DO THIS | Quote, without change, all of the lines that follow.

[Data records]
-=-=-=-=-

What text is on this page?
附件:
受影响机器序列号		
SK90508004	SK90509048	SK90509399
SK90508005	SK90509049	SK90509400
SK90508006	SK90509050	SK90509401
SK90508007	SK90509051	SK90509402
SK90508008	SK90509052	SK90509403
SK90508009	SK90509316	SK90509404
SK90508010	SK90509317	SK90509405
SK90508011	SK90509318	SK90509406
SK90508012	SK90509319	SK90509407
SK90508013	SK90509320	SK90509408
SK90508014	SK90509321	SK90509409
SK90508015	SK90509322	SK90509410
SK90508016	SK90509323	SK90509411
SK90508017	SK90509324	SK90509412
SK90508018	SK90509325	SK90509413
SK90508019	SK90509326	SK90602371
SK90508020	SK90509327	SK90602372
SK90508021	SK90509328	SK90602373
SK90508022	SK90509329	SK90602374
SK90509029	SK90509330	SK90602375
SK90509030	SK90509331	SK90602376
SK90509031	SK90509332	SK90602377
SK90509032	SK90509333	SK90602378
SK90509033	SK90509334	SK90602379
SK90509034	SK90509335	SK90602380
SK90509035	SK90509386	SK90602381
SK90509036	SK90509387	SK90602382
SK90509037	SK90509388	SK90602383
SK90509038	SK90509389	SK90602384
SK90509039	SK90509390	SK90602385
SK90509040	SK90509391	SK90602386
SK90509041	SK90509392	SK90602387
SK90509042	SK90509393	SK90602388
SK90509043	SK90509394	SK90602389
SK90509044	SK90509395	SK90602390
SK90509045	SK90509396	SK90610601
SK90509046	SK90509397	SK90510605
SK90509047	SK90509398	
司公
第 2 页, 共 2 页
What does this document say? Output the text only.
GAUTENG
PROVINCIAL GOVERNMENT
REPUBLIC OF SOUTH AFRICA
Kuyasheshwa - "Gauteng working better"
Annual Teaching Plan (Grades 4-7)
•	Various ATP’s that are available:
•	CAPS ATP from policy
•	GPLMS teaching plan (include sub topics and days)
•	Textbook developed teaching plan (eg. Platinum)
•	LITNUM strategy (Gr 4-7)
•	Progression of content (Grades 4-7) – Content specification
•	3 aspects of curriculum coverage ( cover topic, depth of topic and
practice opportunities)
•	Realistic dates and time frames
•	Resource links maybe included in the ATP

-=-=-=-=-

ANSWER TO THIS EXERCISE |
What text is on this page?
附件:
受影响机器序列号		
SK90508004	SK90509048	SK90509399
SK90508005	SK90509049	SK90509400
SK90508006	SK90509050	SK90509401
SK90508007	SK90509051	SK90509402
SK90508008	SK90509052	SK90509403
SK90508009	SK90509316	SK90509404
SK90508010	SK90509317	SK90509405
SK90508011	SK90509318	SK90509406
SK90508012	SK90509319	SK90509407
SK90508013	SK90509320	SK90509408
SK90508014	SK90509321	SK90509409
SK90508015	SK90509322	SK90509410
SK90508016	SK90509323	SK90509411
SK90508017	SK90509324	SK90509412
SK90508018	SK90509325	SK90509413
SK90508019	SK90509326	SK90602371
SK90508020	SK90509327	SK90602372
SK90508021	SK90509328	SK90602373
SK90508022	SK90509329	SK90602374
SK90509029	SK90509330	SK90602375
SK90509030	SK90509331	SK90602376
SK90509031	SK90509332	SK90602377
SK90509032	SK90509333	SK90602378
SK90509033	SK90509334	SK90602379
SK90509034	SK90509335	SK90602380
SK90509035	SK90509386	SK90602381
SK90509036	SK90509387	SK90602382
SK90509037	SK90509388	SK90602383
SK90509038	SK90509389	SK90602384
SK90509039	SK90509390	SK90602385
SK90509040	SK90509391	SK90602386
SK90509041	SK90509392	SK90602387
SK90509042	SK90509393	SK90602388
SK90509043	SK90509394	SK90602389
SK90509044	SK90509395	SK90602390
SK90509045	SK90509396	SK90610601
SK90509046	SK90509397	SK90510605
SK90509047	SK90509398	
司公
第 2 页, 共 2 页
What does this document say? Output the text only.
GAUTENG
PROVINCIAL GOVERNMENT
REPUBLIC OF SOUTH AFRICA
Kuyasheshwa - "Gauteng working better"
Annual Teaching Plan (Grades 4-7)
•	Various ATP’s that are available:
•	CAPS ATP from policy
•	GPLMS teaching plan (include sub topics and days)
•	Textbook developed teaching plan (eg. Platinum)
•	LITNUM strategy (Gr 4-7)
•	Progression of content (Grades 4-7) – Content specification
•	3 aspects of curriculum coverage ( cover topic, depth of topic and
practice opportunities)
•	Realistic dates and time frames
•	Resource links maybe included in the ATP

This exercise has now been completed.